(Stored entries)
--- Begin ---

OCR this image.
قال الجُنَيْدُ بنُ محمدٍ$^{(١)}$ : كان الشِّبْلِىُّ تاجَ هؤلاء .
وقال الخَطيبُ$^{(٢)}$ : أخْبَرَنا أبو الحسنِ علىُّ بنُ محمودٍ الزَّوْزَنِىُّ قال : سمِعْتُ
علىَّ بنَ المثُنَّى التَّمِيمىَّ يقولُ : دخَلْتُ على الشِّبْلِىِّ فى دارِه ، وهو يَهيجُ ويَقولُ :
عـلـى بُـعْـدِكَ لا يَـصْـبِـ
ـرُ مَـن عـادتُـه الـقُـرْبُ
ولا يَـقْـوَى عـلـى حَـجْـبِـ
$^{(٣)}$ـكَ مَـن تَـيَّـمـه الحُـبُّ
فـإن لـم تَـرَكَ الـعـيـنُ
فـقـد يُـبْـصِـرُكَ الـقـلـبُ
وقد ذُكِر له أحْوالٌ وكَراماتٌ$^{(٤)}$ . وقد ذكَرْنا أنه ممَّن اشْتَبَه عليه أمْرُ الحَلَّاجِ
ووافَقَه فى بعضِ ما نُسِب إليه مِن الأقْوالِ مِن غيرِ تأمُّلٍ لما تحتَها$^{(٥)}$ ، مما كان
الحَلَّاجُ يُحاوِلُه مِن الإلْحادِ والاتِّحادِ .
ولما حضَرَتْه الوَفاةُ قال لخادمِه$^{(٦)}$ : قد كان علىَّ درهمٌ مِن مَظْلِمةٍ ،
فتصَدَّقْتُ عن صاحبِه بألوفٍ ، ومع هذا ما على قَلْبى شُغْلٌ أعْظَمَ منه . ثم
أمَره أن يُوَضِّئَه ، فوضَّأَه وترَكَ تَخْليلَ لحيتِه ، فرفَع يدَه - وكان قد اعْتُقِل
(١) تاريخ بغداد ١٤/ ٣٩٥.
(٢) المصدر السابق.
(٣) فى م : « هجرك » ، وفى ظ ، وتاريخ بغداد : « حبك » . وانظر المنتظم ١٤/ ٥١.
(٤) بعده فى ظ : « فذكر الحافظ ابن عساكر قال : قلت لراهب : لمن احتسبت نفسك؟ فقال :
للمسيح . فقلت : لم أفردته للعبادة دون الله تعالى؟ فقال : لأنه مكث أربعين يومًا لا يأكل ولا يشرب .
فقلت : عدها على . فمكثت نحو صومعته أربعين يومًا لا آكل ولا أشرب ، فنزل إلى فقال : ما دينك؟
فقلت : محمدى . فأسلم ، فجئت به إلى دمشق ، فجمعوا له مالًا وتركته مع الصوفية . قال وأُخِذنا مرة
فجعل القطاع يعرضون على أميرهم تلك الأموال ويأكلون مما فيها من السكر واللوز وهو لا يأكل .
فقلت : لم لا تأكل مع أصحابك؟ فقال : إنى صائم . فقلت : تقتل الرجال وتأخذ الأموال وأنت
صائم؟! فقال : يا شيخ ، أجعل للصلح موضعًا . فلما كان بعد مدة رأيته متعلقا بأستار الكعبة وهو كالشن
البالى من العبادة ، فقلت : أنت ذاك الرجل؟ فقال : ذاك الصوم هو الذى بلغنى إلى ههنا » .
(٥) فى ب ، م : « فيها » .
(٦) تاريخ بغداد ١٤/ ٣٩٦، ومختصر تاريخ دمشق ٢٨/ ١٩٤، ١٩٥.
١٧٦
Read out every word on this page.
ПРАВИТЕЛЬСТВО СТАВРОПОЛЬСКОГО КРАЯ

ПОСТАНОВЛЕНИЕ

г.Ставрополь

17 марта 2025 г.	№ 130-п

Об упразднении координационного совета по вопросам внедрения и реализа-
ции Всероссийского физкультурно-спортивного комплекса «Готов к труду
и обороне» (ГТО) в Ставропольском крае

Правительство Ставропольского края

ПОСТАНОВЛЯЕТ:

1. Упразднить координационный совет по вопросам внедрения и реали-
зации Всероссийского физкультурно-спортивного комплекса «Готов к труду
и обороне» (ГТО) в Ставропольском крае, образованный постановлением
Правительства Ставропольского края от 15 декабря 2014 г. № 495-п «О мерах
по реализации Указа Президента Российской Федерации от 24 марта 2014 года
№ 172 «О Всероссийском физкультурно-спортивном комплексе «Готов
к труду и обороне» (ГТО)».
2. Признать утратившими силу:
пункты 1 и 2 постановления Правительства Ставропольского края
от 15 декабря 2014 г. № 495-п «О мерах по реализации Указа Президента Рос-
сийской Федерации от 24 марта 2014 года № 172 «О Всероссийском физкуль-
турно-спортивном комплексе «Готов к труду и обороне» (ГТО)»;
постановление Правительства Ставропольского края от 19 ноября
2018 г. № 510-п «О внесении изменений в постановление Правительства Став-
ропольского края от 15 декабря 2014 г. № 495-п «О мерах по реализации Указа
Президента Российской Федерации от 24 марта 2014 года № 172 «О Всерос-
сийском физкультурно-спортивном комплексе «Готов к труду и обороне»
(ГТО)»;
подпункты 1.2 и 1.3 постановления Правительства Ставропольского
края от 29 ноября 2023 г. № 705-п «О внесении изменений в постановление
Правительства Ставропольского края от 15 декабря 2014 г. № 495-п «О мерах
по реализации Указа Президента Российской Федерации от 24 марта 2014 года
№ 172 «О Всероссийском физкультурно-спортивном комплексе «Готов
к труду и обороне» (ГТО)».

--- End ---

| Task brief |
Output the records verbatim, from the first line to the last.

| Task output |
OCR this image.
قال الجُنَيْدُ بنُ محمدٍ$^{(١)}$ : كان الشِّبْلِىُّ تاجَ هؤلاء .
وقال الخَطيبُ$^{(٢)}$ : أخْبَرَنا أبو الحسنِ علىُّ بنُ محمودٍ الزَّوْزَنِىُّ قال : سمِعْتُ
علىَّ بنَ المثُنَّى التَّمِيمىَّ يقولُ : دخَلْتُ على الشِّبْلِىِّ فى دارِه ، وهو يَهيجُ ويَقولُ :
عـلـى بُـعْـدِكَ لا يَـصْـبِـ
ـرُ مَـن عـادتُـه الـقُـرْبُ
ولا يَـقْـوَى عـلـى حَـجْـبِـ
$^{(٣)}$ـكَ مَـن تَـيَّـمـه الحُـبُّ
فـإن لـم تَـرَكَ الـعـيـنُ
فـقـد يُـبْـصِـرُكَ الـقـلـبُ
وقد ذُكِر له أحْوالٌ وكَراماتٌ$^{(٤)}$ . وقد ذكَرْنا أنه ممَّن اشْتَبَه عليه أمْرُ الحَلَّاجِ
ووافَقَه فى بعضِ ما نُسِب إليه مِن الأقْوالِ مِن غيرِ تأمُّلٍ لما تحتَها$^{(٥)}$ ، مما كان
الحَلَّاجُ يُحاوِلُه مِن الإلْحادِ والاتِّحادِ .
ولما حضَرَتْه الوَفاةُ قال لخادمِه$^{(٦)}$ : قد كان علىَّ درهمٌ مِن مَظْلِمةٍ ،
فتصَدَّقْتُ عن صاحبِه بألوفٍ ، ومع هذا ما على قَلْبى شُغْلٌ أعْظَمَ منه . ثم
أمَره أن يُوَضِّئَه ، فوضَّأَه وترَكَ تَخْليلَ لحيتِه ، فرفَع يدَه - وكان قد اعْتُقِل
(١) تاريخ بغداد ١٤/ ٣٩٥.
(٢) المصدر السابق.
(٣) فى م : « هجرك » ، وفى ظ ، وتاريخ بغداد : « حبك » . وانظر المنتظم ١٤/ ٥١.
(٤) بعده فى ظ : « فذكر الحافظ ابن عساكر قال : قلت لراهب : لمن احتسبت نفسك؟ فقال :
للمسيح . فقلت : لم أفردته للعبادة دون الله تعالى؟ فقال : لأنه مكث أربعين يومًا لا يأكل ولا يشرب .
فقلت : عدها على . فمكثت نحو صومعته أربعين يومًا لا آكل ولا أشرب ، فنزل إلى فقال : ما دينك؟
فقلت : محمدى . فأسلم ، فجئت به إلى دمشق ، فجمعوا له مالًا وتركته مع الصوفية . قال وأُخِذنا مرة
فجعل القطاع يعرضون على أميرهم تلك الأموال ويأكلون مما فيها من السكر واللوز وهو لا يأكل .
فقلت : لم لا تأكل مع أصحابك؟ فقال : إنى صائم . فقلت : تقتل الرجال وتأخذ الأموال وأنت
صائم؟! فقال : يا شيخ ، أجعل للصلح موضعًا . فلما كان بعد مدة رأيته متعلقا بأستار الكعبة وهو كالشن
البالى من العبادة ، فقلت : أنت ذاك الرجل؟ فقال : ذاك الصوم هو الذى بلغنى إلى ههنا » .
(٥) فى ب ، م : « فيها » .
(٦) تاريخ بغداد ١٤/ ٣٩٦، ومختصر تاريخ دمشق ٢٨/ ١٩٤، ١٩٥.
١٧٦
Read out every word on this page.
ПРАВИТЕЛЬСТВО СТАВРОПОЛЬСКОГО КРАЯ

ПОСТАНОВЛЕНИЕ

г.Ставрополь

17 марта 2025 г.	№ 130-п

Об упразднении координационного совета по вопросам внедрения и реализа-
ции Всероссийского физкультурно-спортивного комплекса «Готов к труду
и обороне» (ГТО) в Ставропольском крае

Правительство Ставропольского края

ПОСТАНОВЛЯЕТ:

1. Упразднить координационный совет по вопросам внедрения и реали-
зации Всероссийского физкультурно-спортивного комплекса «Готов к труду
и обороне» (ГТО) в Ставропольском крае, образованный постановлением
Правительства Ставропольского края от 15 декабря 2014 г. № 495-п «О мерах
по реализации Указа Президента Российской Федерации от 24 марта 2014 года
№ 172 «О Всероссийском физкультурно-спортивном комплексе «Готов
к труду и обороне» (ГТО)».
2. Признать утратившими силу:
пункты 1 и 2 постановления Правительства Ставропольского края
от 15 декабря 2014 г. № 495-п «О мерах по реализации Указа Президента Рос-
сийской Федерации от 24 марта 2014 года № 172 «О Всероссийском физкуль-
турно-спортивном комплексе «Готов к труду и обороне» (ГТО)»;
постановление Правительства Ставропольского края от 19 ноября
2018 г. № 510-п «О внесении изменений в постановление Правительства Став-
ропольского края от 15 декабря 2014 г. № 495-п «О мерах по реализации Указа
Президента Российской Федерации от 24 марта 2014 года № 172 «О Всерос-
сийском физкультурно-спортивном комплексе «Готов к труду и обороне»
(ГТО)»;
подпункты 1.2 и 1.3 постановления Правительства Ставропольского
края от 29 ноября 2023 г. № 705-п «О внесении изменений в постановление
Правительства Ставропольского края от 15 декабря 2014 г. № 495-п «О мерах
по реализации Указа Президента Российской Федерации от 24 марта 2014 года
№ 172 «О Всероссийском физкультурно-спортивном комплексе «Готов
к труду и обороне» (ГТО)».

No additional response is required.